==== RAW DATA

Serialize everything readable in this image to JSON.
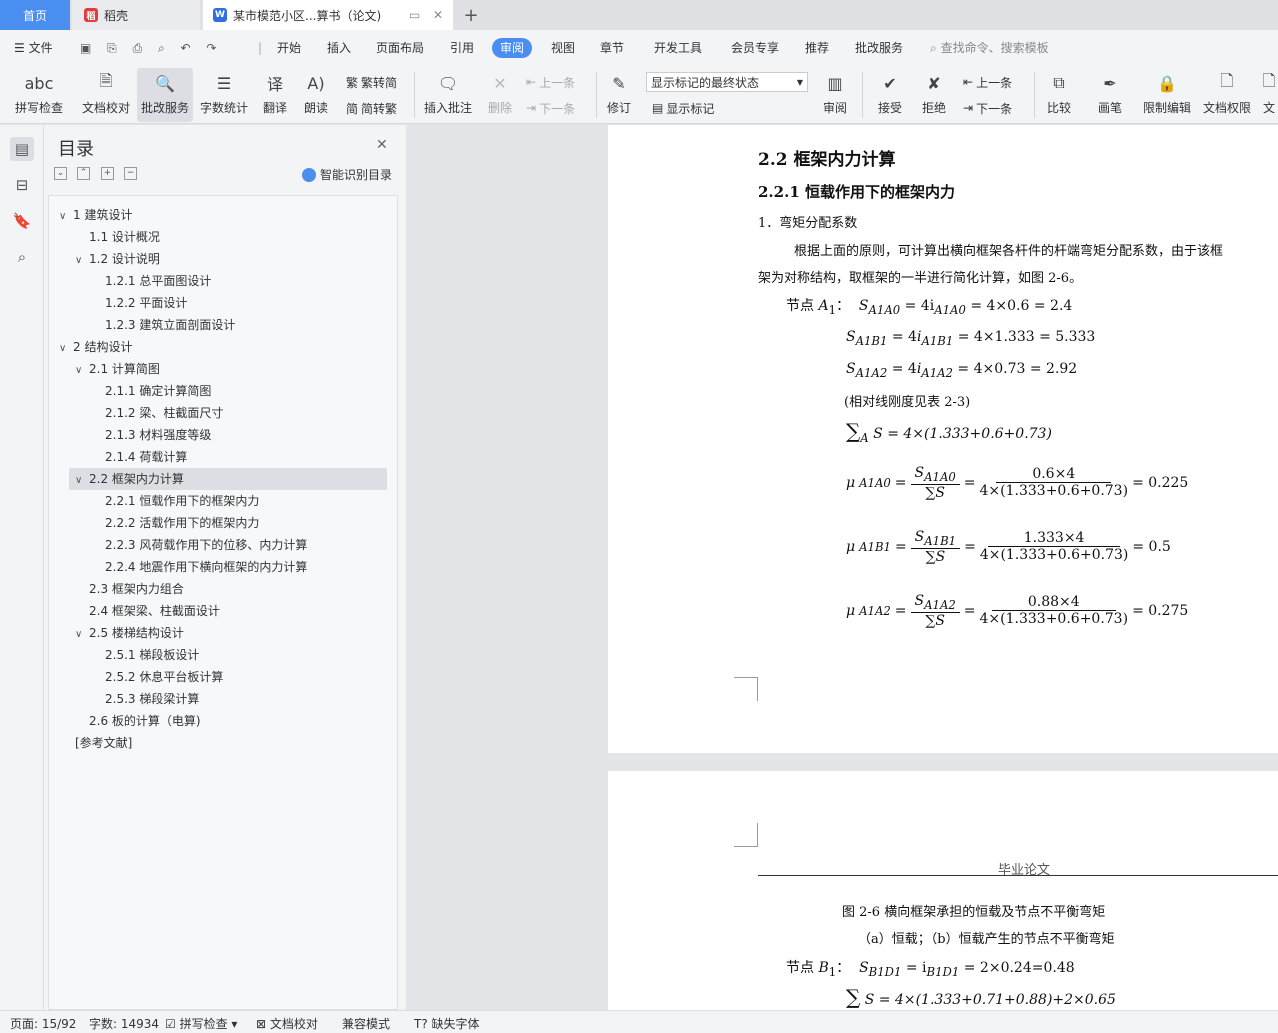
{
  "tabs": {
    "home": "首页",
    "daoke": "稻壳",
    "doc": "某市模范小区...算书（论文)",
    "plus": "+"
  },
  "menu": {
    "file": "文件",
    "items": [
      "开始",
      "插入",
      "页面布局",
      "引用",
      "审阅",
      "视图",
      "章节",
      "开发工具",
      "会员专享",
      "推荐",
      "批改服务"
    ],
    "search_placeholder": "查找命令、搜索模板"
  },
  "ribbon": {
    "spellcheck": "拼写检查",
    "doc_proof": "文档校对",
    "review_service": "批改服务",
    "word_count": "字数统计",
    "translate": "翻译",
    "read_aloud": "朗读",
    "trad": "繁转简",
    "simp": "简转繁",
    "insert_comment": "插入批注",
    "delete": "删除",
    "prev": "上一条",
    "next": "下一条",
    "track": "修订",
    "show_state": "显示标记的最终状态",
    "show_marks": "显示标记",
    "review": "审阅",
    "accept": "接受",
    "reject": "拒绝",
    "prev2": "上一条",
    "next2": "下一条",
    "compare": "比较",
    "pen": "画笔",
    "restrict": "限制编辑",
    "doc_perm": "文档权限",
    "doc_more": "文"
  },
  "toc": {
    "title": "目录",
    "smart": "智能识别目录",
    "items": [
      {
        "text": "1  建筑设计",
        "level": 1,
        "chev": "v"
      },
      {
        "text": "1.1  设计概况",
        "level": 2,
        "chev": ""
      },
      {
        "text": "1.2  设计说明",
        "level": 2,
        "chev": "v"
      },
      {
        "text": "1.2.1  总平面图设计",
        "level": 3,
        "chev": ""
      },
      {
        "text": "1.2.2  平面设计",
        "level": 3,
        "chev": ""
      },
      {
        "text": "1.2.3 建筑立面剖面设计",
        "level": 3,
        "chev": ""
      },
      {
        "text": "2  结构设计",
        "level": 1,
        "chev": "v"
      },
      {
        "text": "2.1  计算简图",
        "level": 2,
        "chev": "v"
      },
      {
        "text": "2.1.1  确定计算简图",
        "level": 3,
        "chev": ""
      },
      {
        "text": "2.1.2  梁、柱截面尺寸",
        "level": 3,
        "chev": ""
      },
      {
        "text": "2.1.3  材料强度等级",
        "level": 3,
        "chev": ""
      },
      {
        "text": "2.1.4  荷载计算",
        "level": 3,
        "chev": ""
      },
      {
        "text": "2.2  框架内力计算",
        "level": 2,
        "chev": "v"
      },
      {
        "text": "2.2.1  恒载作用下的框架内力",
        "level": 3,
        "chev": ""
      },
      {
        "text": "2.2.2  活载作用下的框架内力",
        "level": 3,
        "chev": ""
      },
      {
        "text": "2.2.3  风荷载作用下的位移、内力计算",
        "level": 3,
        "chev": ""
      },
      {
        "text": "2.2.4 地震作用下横向框架的内力计算",
        "level": 3,
        "chev": ""
      },
      {
        "text": "2.3  框架内力组合",
        "level": 2,
        "chev": ""
      },
      {
        "text": "2.4  框架梁、柱截面设计",
        "level": 2,
        "chev": ""
      },
      {
        "text": "2.5 楼梯结构设计",
        "level": 2,
        "chev": "v"
      },
      {
        "text": "2.5.1  梯段板设计",
        "level": 3,
        "chev": ""
      },
      {
        "text": "2.5.2  休息平台板计算",
        "level": 3,
        "chev": ""
      },
      {
        "text": "2.5.3  梯段梁计算",
        "level": 3,
        "chev": ""
      },
      {
        "text": "2.6 板的计算（电算)",
        "level": 2,
        "chev": ""
      },
      {
        "text": "[参考文献]",
        "level": 0,
        "chev": ""
      }
    ]
  },
  "doc": {
    "h2": "2.2  框架内力计算",
    "h3": "2.2.1  恒载作用下的框架内力",
    "item1": "1．弯矩分配系数",
    "para1": "根据上面的原则，可计算出横向框架各杆件的杆端弯矩分配系数，由于该框",
    "para2": "架为对称结构，取框架的一半进行简化计算，如图 2-6。",
    "nodeA": "节点",
    "eq1": "= 4i",
    "eq1r": "= 4×0.6 = 2.4",
    "eq2r": "= 4×1.333 = 5.333",
    "eq3r": "= 4×0.73 = 2.92",
    "note": "(相对线刚度见表 2-3)",
    "sum": "S = 4×(1.333+0.6+0.73)",
    "mu1_num": "0.6×4",
    "mu1_res": "= 0.225",
    "mu2_num": "1.333×4",
    "mu2_res": "= 0.5",
    "mu3_num": "0.88×4",
    "mu3_res": "= 0.275",
    "den": "4×(1.333+0.6+0.73)",
    "header": "毕业论文",
    "fig": "图 2-6     横向框架承担的恒载及节点不平衡弯矩",
    "figsub": "（a）恒载；（b）恒载产生的节点不平衡弯矩",
    "nodeB": "节点",
    "eqB": "= i",
    "eqBr": "= 2×0.24=0.48",
    "sumB": "S = 4×(1.333+0.71+0.88)+2×0.65"
  },
  "status": {
    "page": "页面: 15/92",
    "words": "字数: 14934",
    "spell": "拼写检查",
    "proof": "文档校对",
    "compat": "兼容模式",
    "font": "缺失字体"
  }
}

========

INSTRUCTIONS TO FOLLOW
Return the material exactly as given, apart from the pictures.

RESPONSE TO THE EXERCISE
Serialize everything readable in this image to JSON.
{
  "tabs": {
    "home": "首页",
    "daoke": "稻壳",
    "doc": "某市模范小区...算书（论文)",
    "plus": "+"
  },
  "menu": {
    "file": "文件",
    "items": [
      "开始",
      "插入",
      "页面布局",
      "引用",
      "审阅",
      "视图",
      "章节",
      "开发工具",
      "会员专享",
      "推荐",
      "批改服务"
    ],
    "search_placeholder": "查找命令、搜索模板"
  },
  "ribbon": {
    "spellcheck": "拼写检查",
    "doc_proof": "文档校对",
    "review_service": "批改服务",
    "word_count": "字数统计",
    "translate": "翻译",
    "read_aloud": "朗读",
    "trad": "繁转简",
    "simp": "简转繁",
    "insert_comment": "插入批注",
    "delete": "删除",
    "prev": "上一条",
    "next": "下一条",
    "track": "修订",
    "show_state": "显示标记的最终状态",
    "show_marks": "显示标记",
    "review": "审阅",
    "accept": "接受",
    "reject": "拒绝",
    "prev2": "上一条",
    "next2": "下一条",
    "compare": "比较",
    "pen": "画笔",
    "restrict": "限制编辑",
    "doc_perm": "文档权限",
    "doc_more": "文"
  },
  "toc": {
    "title": "目录",
    "smart": "智能识别目录",
    "items": [
      {
        "text": "1  建筑设计",
        "level": 1,
        "chev": "v"
      },
      {
        "text": "1.1  设计概况",
        "level": 2,
        "chev": ""
      },
      {
        "text": "1.2  设计说明",
        "level": 2,
        "chev": "v"
      },
      {
        "text": "1.2.1  总平面图设计",
        "level": 3,
        "chev": ""
      },
      {
        "text": "1.2.2  平面设计",
        "level": 3,
        "chev": ""
      },
      {
        "text": "1.2.3 建筑立面剖面设计",
        "level": 3,
        "chev": ""
      },
      {
        "text": "2  结构设计",
        "level": 1,
        "chev": "v"
      },
      {
        "text": "2.1  计算简图",
        "level": 2,
        "chev": "v"
      },
      {
        "text": "2.1.1  确定计算简图",
        "level": 3,
        "chev": ""
      },
      {
        "text": "2.1.2  梁、柱截面尺寸",
        "level": 3,
        "chev": ""
      },
      {
        "text": "2.1.3  材料强度等级",
        "level": 3,
        "chev": ""
      },
      {
        "text": "2.1.4  荷载计算",
        "level": 3,
        "chev": ""
      },
      {
        "text": "2.2  框架内力计算",
        "level": 2,
        "chev": "v"
      },
      {
        "text": "2.2.1  恒载作用下的框架内力",
        "level": 3,
        "chev": ""
      },
      {
        "text": "2.2.2  活载作用下的框架内力",
        "level": 3,
        "chev": ""
      },
      {
        "text": "2.2.3  风荷载作用下的位移、内力计算",
        "level": 3,
        "chev": ""
      },
      {
        "text": "2.2.4 地震作用下横向框架的内力计算",
        "level": 3,
        "chev": ""
      },
      {
        "text": "2.3  框架内力组合",
        "level": 2,
        "chev": ""
      },
      {
        "text": "2.4  框架梁、柱截面设计",
        "level": 2,
        "chev": ""
      },
      {
        "text": "2.5 楼梯结构设计",
        "level": 2,
        "chev": "v"
      },
      {
        "text": "2.5.1  梯段板设计",
        "level": 3,
        "chev": ""
      },
      {
        "text": "2.5.2  休息平台板计算",
        "level": 3,
        "chev": ""
      },
      {
        "text": "2.5.3  梯段梁计算",
        "level": 3,
        "chev": ""
      },
      {
        "text": "2.6 板的计算（电算)",
        "level": 2,
        "chev": ""
      },
      {
        "text": "[参考文献]",
        "level": 0,
        "chev": ""
      }
    ]
  },
  "doc": {
    "h2": "2.2  框架内力计算",
    "h3": "2.2.1  恒载作用下的框架内力",
    "item1": "1．弯矩分配系数",
    "para1": "根据上面的原则，可计算出横向框架各杆件的杆端弯矩分配系数，由于该框",
    "para2": "架为对称结构，取框架的一半进行简化计算，如图 2-6。",
    "nodeA": "节点",
    "eq1": "= 4i",
    "eq1r": "= 4×0.6 = 2.4",
    "eq2r": "= 4×1.333 = 5.333",
    "eq3r": "= 4×0.73 = 2.92",
    "note": "(相对线刚度见表 2-3)",
    "sum": "S = 4×(1.333+0.6+0.73)",
    "mu1_num": "0.6×4",
    "mu1_res": "= 0.225",
    "mu2_num": "1.333×4",
    "mu2_res": "= 0.5",
    "mu3_num": "0.88×4",
    "mu3_res": "= 0.275",
    "den": "4×(1.333+0.6+0.73)",
    "header": "毕业论文",
    "fig": "图 2-6     横向框架承担的恒载及节点不平衡弯矩",
    "figsub": "（a）恒载；（b）恒载产生的节点不平衡弯矩",
    "nodeB": "节点",
    "eqB": "= i",
    "eqBr": "= 2×0.24=0.48",
    "sumB": "S = 4×(1.333+0.71+0.88)+2×0.65"
  },
  "status": {
    "page": "页面: 15/92",
    "words": "字数: 14934",
    "spell": "拼写检查",
    "proof": "文档校对",
    "compat": "兼容模式",
    "font": "缺失字体"
  }
}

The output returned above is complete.